WHAT YOU NEED TO DO: Convert the data, starting with its first line and going on through the line that contains "gust-point <box>630 238 636 244</box>", into a JSON list of strings with one string per line and blank lines omitted.
-- START --
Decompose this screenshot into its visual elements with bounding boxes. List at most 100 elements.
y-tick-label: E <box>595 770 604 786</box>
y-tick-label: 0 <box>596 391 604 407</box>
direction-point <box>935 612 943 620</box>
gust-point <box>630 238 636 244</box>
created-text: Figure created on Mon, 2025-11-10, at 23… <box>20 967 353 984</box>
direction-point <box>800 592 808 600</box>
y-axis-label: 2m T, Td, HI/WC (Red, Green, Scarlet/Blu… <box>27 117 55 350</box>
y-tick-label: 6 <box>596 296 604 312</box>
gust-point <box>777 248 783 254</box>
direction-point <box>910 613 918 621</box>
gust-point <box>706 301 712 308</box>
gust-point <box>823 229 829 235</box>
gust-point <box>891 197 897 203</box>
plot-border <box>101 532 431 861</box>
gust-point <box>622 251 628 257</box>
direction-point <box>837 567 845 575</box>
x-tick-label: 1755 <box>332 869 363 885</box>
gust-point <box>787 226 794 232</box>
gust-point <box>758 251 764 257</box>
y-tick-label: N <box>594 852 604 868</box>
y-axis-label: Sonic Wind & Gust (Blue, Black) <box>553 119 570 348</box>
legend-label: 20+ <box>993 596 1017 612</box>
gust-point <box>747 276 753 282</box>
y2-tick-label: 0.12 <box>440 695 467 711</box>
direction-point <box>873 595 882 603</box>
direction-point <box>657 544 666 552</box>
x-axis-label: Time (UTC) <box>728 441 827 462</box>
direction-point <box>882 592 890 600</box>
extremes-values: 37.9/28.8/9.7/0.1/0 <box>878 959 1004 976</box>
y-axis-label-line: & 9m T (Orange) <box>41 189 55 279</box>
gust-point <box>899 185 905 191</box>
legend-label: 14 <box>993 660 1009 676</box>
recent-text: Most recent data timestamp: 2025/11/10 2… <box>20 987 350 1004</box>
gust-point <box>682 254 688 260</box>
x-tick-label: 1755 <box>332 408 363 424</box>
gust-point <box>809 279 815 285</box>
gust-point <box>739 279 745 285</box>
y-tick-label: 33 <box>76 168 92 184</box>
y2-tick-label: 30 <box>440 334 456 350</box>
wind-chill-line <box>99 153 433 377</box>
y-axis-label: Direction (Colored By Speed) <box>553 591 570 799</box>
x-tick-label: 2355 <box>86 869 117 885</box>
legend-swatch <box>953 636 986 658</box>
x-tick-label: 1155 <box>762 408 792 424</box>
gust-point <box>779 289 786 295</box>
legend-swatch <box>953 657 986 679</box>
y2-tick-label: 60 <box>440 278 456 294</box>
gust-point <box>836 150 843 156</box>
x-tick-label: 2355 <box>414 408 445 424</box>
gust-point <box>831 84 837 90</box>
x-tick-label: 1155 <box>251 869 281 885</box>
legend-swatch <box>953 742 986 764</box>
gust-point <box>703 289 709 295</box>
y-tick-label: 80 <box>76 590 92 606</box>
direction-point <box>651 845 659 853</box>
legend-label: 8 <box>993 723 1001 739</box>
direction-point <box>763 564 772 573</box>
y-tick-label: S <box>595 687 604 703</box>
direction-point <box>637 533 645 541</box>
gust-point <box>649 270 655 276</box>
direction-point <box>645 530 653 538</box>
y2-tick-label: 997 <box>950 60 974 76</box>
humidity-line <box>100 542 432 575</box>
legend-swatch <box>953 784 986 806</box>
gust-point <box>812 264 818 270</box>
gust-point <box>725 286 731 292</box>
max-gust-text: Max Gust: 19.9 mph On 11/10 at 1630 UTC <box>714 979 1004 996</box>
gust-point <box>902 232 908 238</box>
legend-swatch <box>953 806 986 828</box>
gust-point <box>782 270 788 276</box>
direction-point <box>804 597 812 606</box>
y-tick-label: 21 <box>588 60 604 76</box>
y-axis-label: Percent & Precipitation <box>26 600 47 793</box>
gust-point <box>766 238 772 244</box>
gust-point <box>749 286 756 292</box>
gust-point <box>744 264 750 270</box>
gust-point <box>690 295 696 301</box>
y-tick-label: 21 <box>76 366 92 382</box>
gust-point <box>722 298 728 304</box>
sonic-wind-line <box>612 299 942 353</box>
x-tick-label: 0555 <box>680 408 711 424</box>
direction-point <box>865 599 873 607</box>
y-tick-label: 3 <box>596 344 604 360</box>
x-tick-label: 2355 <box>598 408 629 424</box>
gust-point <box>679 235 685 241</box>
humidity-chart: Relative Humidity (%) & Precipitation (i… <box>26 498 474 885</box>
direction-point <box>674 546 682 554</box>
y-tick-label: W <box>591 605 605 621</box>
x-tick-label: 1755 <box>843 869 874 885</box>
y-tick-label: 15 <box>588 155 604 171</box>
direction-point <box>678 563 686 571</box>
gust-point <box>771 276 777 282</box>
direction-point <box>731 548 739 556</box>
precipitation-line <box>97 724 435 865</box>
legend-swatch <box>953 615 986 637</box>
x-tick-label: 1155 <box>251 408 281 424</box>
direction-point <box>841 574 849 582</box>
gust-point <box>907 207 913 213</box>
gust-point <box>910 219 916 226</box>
-- END --
REPLY TO THE TASK:
[
  "Decompose this screenshot into its visual elements with bounding boxes. List at most 100 elements.",
  "y-tick-label: E <box>595 770 604 786</box>",
  "y-tick-label: 0 <box>596 391 604 407</box>",
  "direction-point <box>935 612 943 620</box>",
  "gust-point <box>630 238 636 244</box>"
]